Data excerpts
━━━━━━━━━━

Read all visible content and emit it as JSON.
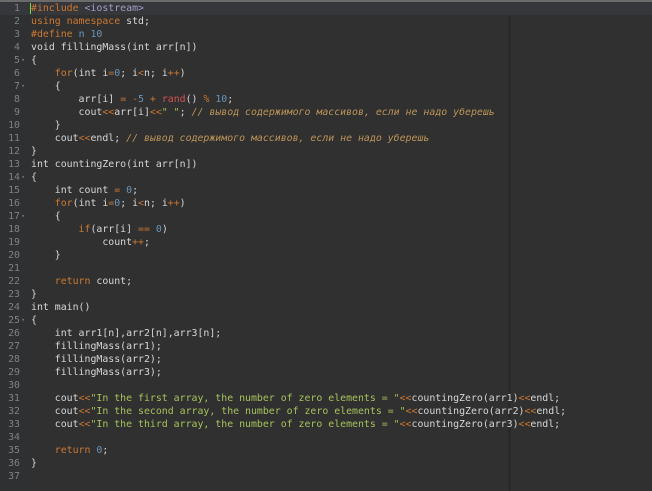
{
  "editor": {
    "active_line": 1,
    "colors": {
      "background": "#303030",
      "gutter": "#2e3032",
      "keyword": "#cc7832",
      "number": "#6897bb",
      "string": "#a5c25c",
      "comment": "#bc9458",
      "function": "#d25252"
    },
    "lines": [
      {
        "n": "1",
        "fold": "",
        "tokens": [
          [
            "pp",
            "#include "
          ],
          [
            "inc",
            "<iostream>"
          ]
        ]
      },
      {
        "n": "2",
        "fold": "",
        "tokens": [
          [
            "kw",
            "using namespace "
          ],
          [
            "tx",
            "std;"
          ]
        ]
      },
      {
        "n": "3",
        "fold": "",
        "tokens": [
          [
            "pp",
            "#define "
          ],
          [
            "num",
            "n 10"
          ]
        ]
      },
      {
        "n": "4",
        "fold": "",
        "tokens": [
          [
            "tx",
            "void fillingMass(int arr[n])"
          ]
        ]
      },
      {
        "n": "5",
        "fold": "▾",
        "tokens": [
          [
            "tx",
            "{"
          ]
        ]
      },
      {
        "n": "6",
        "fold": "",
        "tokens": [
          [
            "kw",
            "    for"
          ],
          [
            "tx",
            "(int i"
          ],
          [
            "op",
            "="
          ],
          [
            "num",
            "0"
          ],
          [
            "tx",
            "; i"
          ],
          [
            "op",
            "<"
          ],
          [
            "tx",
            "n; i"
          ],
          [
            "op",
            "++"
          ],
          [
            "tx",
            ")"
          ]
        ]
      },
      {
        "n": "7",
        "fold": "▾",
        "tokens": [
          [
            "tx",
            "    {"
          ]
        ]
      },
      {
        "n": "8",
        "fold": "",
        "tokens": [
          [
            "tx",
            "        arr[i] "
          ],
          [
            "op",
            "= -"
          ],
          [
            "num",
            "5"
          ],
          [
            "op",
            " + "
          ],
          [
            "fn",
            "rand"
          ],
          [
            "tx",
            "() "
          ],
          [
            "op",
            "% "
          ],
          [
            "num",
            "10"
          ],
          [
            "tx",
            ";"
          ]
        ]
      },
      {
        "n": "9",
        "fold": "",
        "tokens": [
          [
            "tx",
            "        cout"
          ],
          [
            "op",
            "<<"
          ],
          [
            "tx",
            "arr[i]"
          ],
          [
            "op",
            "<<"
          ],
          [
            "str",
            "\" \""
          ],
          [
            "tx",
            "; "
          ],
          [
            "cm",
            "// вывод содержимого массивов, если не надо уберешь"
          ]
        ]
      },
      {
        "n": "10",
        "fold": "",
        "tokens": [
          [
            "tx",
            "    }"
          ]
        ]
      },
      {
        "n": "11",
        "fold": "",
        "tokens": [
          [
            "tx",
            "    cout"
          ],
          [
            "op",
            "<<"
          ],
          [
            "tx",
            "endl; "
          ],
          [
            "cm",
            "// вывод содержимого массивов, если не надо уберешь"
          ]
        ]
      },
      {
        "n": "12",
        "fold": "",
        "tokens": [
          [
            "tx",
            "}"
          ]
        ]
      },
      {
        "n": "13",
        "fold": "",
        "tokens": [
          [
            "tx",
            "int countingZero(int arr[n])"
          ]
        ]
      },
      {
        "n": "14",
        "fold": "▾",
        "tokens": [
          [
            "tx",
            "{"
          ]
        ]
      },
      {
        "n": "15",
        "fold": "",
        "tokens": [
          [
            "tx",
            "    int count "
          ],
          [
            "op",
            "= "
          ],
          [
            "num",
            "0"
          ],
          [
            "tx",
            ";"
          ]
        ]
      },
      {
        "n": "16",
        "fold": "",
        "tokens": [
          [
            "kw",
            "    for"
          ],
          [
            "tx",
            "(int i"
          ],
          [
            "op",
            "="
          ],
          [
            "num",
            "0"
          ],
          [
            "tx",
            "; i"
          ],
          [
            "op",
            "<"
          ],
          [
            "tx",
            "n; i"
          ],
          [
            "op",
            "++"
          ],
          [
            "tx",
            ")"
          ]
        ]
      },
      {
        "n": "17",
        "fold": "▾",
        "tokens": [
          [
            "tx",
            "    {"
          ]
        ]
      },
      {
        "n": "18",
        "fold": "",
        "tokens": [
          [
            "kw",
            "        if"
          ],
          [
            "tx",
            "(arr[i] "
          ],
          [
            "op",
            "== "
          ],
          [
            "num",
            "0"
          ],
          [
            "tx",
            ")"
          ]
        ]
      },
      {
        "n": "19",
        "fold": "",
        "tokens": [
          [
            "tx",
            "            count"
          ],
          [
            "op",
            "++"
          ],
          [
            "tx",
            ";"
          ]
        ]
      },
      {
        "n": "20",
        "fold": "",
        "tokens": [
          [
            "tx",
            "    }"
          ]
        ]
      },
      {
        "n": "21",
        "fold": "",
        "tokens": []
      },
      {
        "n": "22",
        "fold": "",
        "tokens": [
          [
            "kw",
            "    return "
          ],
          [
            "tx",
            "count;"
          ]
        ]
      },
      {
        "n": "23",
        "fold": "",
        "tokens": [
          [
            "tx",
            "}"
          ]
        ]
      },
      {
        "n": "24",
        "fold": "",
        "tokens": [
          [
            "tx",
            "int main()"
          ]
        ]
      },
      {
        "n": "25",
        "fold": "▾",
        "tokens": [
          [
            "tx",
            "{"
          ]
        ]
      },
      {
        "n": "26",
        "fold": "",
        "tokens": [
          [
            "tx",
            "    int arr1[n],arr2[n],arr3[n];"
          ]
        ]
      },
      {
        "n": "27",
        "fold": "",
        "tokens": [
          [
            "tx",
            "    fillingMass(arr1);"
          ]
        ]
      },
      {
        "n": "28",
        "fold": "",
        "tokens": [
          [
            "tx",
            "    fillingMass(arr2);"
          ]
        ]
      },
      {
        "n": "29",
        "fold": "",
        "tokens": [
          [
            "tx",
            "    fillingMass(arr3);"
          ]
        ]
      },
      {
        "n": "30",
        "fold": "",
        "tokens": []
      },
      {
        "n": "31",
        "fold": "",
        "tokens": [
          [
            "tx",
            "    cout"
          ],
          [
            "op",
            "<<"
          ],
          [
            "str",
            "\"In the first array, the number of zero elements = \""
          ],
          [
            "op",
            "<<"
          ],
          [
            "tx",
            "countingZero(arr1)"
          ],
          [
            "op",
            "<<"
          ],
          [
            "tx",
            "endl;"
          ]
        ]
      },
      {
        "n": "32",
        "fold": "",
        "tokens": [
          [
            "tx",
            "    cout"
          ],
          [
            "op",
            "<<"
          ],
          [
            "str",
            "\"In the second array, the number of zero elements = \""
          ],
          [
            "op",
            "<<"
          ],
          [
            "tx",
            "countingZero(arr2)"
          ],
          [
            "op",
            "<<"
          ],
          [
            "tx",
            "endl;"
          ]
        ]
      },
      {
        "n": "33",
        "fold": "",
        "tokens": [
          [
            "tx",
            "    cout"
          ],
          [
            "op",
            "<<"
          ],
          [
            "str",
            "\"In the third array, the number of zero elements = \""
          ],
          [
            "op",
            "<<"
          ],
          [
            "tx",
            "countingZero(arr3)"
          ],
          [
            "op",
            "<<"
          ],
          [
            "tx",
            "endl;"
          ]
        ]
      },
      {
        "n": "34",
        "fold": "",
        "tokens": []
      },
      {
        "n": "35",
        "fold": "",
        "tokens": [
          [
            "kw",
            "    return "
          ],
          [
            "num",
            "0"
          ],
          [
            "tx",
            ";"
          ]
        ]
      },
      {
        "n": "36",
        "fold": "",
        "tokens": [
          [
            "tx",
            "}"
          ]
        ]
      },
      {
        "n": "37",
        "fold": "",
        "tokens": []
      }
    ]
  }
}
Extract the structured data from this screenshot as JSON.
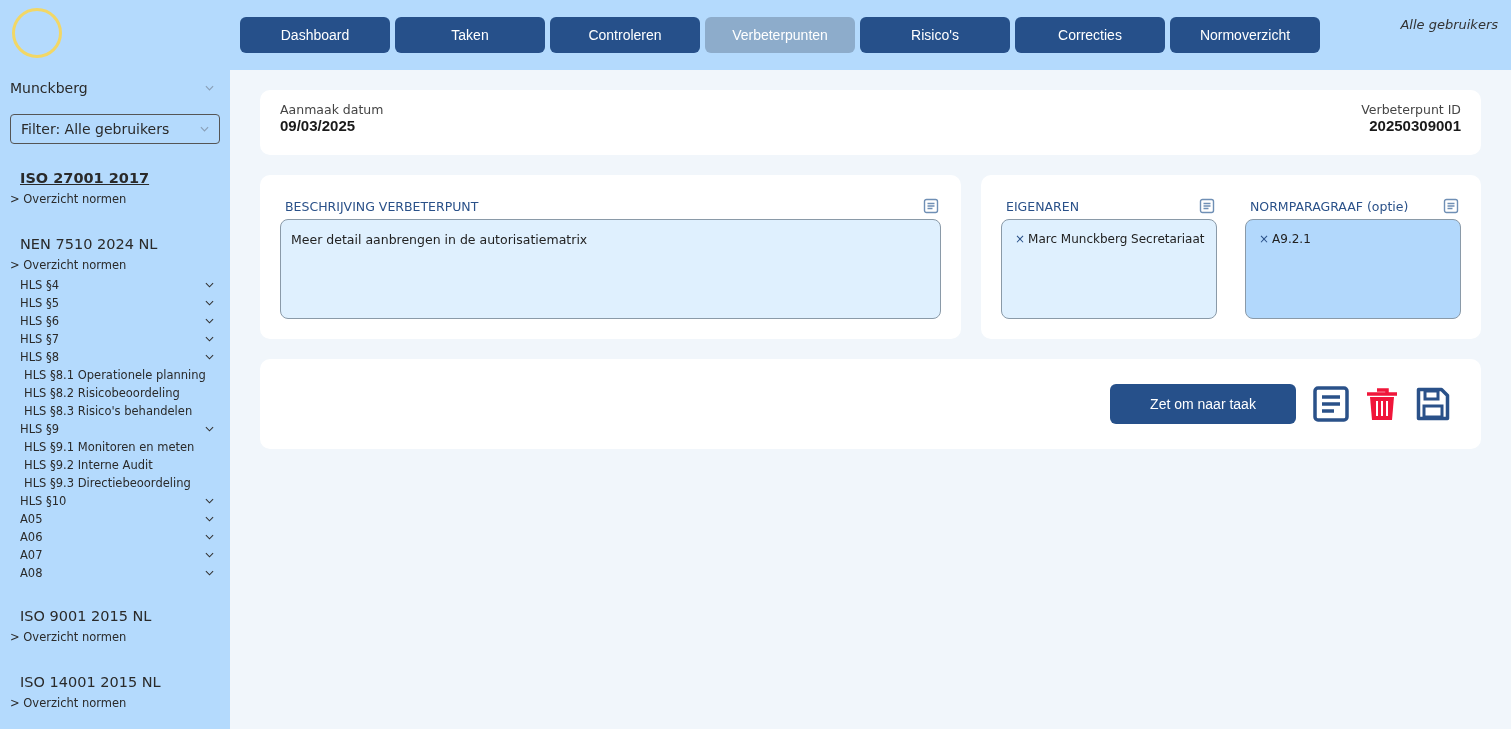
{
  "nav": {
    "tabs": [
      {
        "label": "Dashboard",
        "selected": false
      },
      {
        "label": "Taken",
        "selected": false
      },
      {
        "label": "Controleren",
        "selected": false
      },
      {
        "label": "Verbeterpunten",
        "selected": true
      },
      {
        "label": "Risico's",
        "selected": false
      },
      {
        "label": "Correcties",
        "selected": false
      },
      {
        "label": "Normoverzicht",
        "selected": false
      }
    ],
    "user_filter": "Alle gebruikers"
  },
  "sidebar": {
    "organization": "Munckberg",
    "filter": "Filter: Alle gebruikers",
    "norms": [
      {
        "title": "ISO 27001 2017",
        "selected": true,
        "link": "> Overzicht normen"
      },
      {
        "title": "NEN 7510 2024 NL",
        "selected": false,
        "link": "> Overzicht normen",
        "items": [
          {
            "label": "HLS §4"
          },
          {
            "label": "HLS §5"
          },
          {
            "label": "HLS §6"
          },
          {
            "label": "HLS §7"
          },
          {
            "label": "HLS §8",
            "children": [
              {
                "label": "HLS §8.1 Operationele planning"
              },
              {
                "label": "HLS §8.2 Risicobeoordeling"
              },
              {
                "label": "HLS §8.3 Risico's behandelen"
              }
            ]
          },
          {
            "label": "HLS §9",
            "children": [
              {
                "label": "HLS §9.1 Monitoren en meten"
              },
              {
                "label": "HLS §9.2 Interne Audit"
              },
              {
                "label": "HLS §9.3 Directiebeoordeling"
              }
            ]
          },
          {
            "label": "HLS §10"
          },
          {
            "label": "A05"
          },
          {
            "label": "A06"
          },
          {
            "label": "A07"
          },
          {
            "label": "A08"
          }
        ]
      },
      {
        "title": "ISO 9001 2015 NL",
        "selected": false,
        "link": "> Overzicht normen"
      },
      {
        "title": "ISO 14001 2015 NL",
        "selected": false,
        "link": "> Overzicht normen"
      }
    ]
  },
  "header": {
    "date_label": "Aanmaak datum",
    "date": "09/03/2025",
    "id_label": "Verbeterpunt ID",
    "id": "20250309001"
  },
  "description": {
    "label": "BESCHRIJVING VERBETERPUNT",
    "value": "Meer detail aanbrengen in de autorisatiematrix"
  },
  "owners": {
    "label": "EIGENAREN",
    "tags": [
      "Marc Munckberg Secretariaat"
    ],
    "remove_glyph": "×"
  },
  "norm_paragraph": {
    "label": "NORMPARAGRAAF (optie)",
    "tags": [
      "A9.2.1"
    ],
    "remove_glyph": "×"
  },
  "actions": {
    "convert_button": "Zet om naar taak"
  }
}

━━━━━━━━━━

§ **WORK TO BE COMPLETED**
Please list every line of the records that contains "gebruikers".

§ **RESPONSE BELOW**
    "user_filter": "Alle gebruikers"
    "filter": "Filter: Alle gebruikers",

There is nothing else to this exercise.